● **Work required**
Copy every line from the records below that holds the word "Incapacidad".

● **Dataset rows**

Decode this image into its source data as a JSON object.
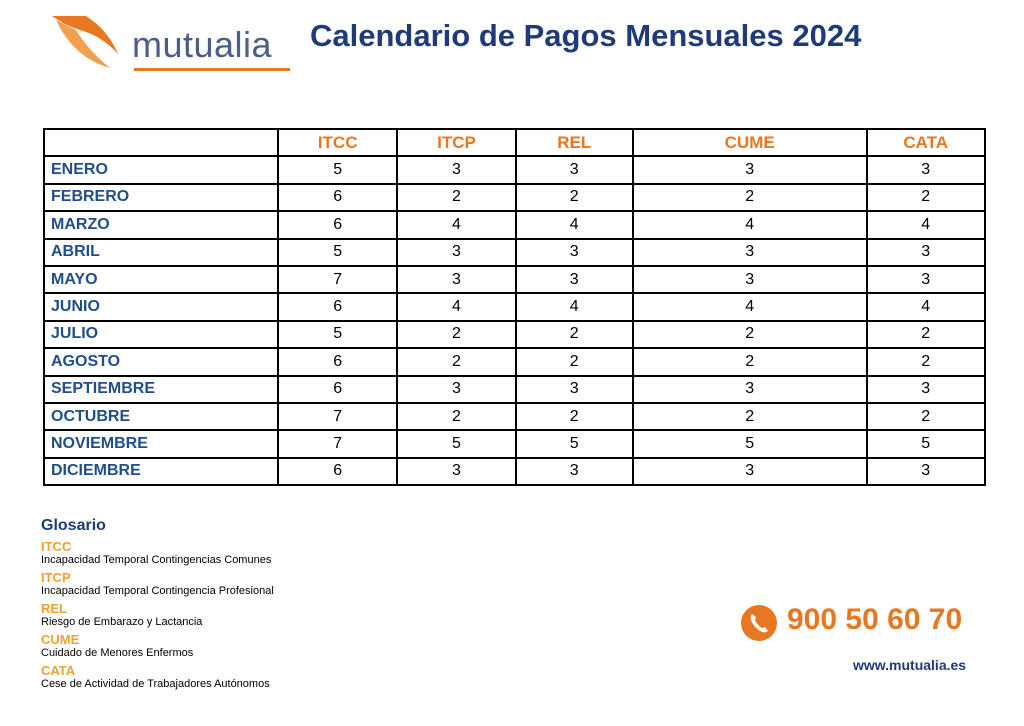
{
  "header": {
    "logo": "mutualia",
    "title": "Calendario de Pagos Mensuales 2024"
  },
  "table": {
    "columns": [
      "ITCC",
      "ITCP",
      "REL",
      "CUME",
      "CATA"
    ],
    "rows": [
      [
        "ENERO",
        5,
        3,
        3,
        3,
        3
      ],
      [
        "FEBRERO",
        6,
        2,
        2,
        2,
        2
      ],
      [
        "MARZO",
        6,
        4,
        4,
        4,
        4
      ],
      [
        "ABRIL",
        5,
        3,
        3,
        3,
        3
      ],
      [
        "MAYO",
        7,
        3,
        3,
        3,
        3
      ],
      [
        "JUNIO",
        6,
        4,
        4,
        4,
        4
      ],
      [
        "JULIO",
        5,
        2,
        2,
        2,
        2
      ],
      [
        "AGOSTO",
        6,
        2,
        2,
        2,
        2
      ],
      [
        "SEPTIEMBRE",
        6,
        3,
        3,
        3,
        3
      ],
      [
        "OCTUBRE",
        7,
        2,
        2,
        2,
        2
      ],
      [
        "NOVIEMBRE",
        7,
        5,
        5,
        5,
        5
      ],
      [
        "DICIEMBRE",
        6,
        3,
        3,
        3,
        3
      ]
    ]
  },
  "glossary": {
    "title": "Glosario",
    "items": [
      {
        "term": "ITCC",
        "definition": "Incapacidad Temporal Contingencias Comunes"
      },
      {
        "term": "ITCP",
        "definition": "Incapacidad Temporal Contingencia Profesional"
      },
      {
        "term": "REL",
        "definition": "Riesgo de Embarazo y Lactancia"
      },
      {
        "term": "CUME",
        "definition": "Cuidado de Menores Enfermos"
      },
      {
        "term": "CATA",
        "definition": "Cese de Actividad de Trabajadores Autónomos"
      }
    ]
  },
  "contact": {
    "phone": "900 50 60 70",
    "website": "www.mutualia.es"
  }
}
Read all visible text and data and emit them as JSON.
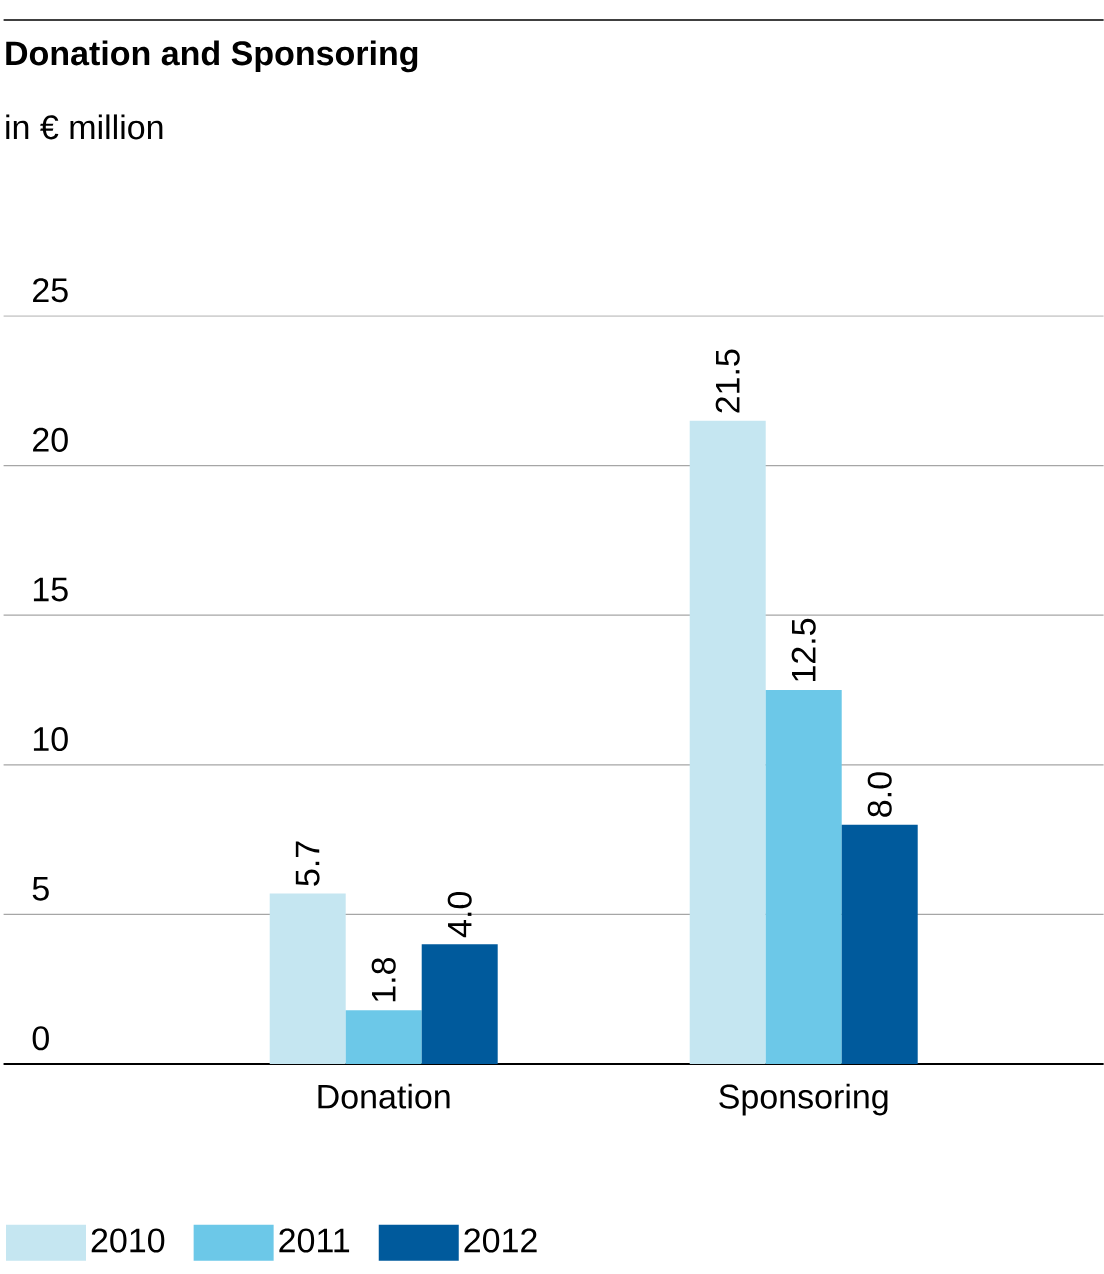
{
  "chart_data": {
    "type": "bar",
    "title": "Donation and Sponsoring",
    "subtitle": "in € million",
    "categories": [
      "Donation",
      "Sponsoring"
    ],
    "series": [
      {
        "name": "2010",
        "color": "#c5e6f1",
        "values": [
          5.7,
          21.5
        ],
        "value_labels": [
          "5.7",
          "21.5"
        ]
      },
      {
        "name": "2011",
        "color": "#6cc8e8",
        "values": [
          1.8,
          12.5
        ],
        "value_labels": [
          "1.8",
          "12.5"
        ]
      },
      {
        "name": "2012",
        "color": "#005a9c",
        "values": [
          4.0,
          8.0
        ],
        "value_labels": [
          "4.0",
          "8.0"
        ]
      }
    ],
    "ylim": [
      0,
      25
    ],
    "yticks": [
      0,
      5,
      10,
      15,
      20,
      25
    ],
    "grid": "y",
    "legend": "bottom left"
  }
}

● **Task answer**
        "definition": "Incapacidad Temporal Contingencias Comunes"
        "definition": "Incapacidad Temporal Contingencia Profesional"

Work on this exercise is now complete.